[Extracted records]
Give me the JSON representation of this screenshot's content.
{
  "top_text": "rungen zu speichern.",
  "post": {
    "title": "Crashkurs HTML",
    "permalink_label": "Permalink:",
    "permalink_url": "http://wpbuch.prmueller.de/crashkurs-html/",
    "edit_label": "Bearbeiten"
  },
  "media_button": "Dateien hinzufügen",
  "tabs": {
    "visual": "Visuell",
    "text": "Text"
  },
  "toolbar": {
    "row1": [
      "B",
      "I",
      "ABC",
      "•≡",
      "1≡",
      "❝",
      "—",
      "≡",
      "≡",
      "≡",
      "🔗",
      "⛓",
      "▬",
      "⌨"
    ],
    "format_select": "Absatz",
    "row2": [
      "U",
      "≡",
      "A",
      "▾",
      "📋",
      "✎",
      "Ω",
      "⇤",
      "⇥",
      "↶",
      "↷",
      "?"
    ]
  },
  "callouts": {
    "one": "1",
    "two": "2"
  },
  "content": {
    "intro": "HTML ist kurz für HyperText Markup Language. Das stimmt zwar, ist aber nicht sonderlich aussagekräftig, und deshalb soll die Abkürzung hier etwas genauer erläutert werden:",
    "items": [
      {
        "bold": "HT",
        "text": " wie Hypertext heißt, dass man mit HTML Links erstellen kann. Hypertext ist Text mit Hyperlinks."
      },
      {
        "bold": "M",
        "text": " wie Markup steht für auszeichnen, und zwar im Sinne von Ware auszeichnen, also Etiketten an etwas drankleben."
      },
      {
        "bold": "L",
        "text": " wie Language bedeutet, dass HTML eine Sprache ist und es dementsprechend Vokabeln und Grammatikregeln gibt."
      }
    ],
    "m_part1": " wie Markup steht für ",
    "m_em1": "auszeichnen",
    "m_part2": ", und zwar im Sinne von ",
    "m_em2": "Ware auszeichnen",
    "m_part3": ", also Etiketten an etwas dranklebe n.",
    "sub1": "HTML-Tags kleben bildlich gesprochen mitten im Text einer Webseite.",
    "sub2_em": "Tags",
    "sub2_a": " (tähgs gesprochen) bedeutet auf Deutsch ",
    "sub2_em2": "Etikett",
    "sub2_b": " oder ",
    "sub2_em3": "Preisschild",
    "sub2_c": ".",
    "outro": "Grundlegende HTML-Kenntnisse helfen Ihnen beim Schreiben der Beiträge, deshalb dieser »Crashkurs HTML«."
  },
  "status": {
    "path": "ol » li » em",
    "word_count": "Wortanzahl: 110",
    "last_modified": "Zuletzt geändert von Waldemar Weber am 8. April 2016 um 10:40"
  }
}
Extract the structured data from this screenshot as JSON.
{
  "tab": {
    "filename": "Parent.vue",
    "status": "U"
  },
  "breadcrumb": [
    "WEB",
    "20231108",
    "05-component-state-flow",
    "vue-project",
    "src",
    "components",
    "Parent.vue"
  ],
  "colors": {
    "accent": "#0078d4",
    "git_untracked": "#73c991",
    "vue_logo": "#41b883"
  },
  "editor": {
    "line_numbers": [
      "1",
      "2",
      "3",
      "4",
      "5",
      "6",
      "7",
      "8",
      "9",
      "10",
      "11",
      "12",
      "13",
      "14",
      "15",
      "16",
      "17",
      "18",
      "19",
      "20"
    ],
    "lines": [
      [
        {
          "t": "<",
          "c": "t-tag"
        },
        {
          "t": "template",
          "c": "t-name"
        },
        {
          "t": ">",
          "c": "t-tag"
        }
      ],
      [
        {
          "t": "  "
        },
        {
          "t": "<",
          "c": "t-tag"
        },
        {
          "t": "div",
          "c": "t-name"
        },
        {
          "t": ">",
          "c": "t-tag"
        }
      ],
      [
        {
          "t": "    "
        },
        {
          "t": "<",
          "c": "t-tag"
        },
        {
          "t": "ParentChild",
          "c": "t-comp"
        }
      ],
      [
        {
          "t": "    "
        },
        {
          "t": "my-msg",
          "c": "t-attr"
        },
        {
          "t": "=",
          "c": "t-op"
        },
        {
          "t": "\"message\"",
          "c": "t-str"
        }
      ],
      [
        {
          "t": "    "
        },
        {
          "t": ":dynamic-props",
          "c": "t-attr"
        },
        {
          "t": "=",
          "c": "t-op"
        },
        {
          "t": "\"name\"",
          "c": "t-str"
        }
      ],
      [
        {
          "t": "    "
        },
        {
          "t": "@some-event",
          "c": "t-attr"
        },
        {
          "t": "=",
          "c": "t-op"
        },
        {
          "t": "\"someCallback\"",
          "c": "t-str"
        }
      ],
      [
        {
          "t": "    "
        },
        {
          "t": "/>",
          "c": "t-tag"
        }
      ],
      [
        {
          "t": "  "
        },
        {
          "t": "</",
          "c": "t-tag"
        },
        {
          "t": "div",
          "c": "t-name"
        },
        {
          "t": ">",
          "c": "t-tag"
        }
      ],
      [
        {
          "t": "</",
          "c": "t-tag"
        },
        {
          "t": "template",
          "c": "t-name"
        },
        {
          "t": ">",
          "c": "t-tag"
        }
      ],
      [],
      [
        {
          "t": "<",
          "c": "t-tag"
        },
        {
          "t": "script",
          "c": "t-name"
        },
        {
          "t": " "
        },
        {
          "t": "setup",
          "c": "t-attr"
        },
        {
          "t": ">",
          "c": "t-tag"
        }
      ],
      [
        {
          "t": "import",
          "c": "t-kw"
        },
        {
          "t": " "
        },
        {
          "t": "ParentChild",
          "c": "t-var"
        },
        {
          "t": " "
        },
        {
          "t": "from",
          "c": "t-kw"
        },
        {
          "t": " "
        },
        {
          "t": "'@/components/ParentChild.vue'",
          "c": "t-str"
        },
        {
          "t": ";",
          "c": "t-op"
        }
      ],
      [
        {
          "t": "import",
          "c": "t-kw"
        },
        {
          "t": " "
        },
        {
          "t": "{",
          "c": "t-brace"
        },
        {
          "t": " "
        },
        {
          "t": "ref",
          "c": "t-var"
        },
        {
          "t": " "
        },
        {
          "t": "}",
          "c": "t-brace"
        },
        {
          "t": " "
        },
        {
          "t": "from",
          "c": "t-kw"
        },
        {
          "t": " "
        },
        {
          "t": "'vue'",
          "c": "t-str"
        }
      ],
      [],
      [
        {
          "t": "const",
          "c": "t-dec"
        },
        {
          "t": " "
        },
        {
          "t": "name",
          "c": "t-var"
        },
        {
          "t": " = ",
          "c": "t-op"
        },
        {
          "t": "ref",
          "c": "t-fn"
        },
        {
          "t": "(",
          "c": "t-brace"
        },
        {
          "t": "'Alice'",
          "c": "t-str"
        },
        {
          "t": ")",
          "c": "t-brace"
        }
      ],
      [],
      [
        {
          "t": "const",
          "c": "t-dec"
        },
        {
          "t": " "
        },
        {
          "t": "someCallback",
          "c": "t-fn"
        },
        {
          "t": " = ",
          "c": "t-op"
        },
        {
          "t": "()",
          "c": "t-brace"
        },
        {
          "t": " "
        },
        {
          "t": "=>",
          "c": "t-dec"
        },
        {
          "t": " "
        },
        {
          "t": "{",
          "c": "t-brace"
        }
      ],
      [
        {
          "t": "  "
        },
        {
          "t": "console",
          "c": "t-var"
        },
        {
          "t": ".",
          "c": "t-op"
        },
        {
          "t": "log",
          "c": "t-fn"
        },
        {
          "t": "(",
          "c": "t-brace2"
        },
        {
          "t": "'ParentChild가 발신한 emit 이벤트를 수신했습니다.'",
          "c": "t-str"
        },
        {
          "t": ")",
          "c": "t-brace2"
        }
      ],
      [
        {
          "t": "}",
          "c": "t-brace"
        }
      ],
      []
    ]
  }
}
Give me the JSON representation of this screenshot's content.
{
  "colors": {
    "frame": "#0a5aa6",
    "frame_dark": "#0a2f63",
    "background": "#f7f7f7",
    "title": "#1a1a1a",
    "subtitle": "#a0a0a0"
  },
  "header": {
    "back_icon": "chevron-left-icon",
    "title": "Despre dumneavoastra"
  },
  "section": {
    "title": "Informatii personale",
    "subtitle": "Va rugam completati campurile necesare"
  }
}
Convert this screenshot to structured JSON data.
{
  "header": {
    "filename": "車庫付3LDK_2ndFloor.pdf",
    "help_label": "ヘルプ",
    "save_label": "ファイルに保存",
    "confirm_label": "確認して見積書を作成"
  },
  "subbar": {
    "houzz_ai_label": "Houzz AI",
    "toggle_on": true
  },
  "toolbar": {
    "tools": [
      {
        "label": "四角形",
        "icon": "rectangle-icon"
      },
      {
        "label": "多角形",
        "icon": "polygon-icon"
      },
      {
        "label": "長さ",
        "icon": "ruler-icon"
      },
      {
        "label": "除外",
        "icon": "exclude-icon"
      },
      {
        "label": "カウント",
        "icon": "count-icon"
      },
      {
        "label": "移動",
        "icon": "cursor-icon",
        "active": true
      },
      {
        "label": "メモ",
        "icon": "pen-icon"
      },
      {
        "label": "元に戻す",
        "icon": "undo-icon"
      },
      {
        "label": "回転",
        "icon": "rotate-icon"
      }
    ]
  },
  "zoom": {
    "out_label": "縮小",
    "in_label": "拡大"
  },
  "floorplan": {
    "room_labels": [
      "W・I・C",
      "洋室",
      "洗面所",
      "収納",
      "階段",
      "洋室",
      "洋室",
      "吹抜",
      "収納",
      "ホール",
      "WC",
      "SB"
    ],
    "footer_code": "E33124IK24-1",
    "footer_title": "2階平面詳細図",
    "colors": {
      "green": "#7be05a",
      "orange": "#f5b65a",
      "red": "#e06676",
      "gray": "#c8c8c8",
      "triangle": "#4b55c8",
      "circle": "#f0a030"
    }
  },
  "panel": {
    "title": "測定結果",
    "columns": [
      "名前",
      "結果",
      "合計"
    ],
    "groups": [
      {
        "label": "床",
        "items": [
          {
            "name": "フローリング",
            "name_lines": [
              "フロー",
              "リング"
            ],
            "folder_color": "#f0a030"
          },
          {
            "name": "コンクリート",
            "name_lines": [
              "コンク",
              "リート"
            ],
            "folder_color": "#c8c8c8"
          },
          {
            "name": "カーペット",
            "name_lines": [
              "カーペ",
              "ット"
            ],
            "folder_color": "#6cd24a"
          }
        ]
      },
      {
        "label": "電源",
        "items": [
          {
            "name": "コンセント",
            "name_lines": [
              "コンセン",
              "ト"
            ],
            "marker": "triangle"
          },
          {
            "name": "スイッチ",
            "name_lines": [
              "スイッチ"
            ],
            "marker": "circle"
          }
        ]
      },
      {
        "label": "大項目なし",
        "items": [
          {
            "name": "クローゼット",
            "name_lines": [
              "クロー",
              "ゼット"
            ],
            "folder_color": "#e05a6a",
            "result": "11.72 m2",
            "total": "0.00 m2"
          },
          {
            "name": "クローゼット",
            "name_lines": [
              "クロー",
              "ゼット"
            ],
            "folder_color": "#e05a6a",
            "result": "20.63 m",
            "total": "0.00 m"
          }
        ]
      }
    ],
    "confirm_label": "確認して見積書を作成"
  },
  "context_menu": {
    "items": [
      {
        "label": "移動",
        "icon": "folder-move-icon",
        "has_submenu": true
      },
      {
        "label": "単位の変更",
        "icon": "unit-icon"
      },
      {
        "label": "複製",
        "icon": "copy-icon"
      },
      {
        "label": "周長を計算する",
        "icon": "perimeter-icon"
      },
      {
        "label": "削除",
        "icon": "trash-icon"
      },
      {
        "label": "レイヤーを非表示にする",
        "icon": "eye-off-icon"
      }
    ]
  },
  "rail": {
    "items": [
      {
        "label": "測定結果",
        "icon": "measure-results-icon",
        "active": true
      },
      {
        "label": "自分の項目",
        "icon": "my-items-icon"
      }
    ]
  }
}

■ **WHAT IS REQUIRED**
Copy, from the material above, each line in which the string "gesprochen" occurs.

■ **FINISHED ANSWER**
    "sub1": "HTML-Tags kleben bildlich gesprochen mitten im Text einer Webseite.",
    "sub2_a": " (tähgs gesprochen) bedeutet auf Deutsch ",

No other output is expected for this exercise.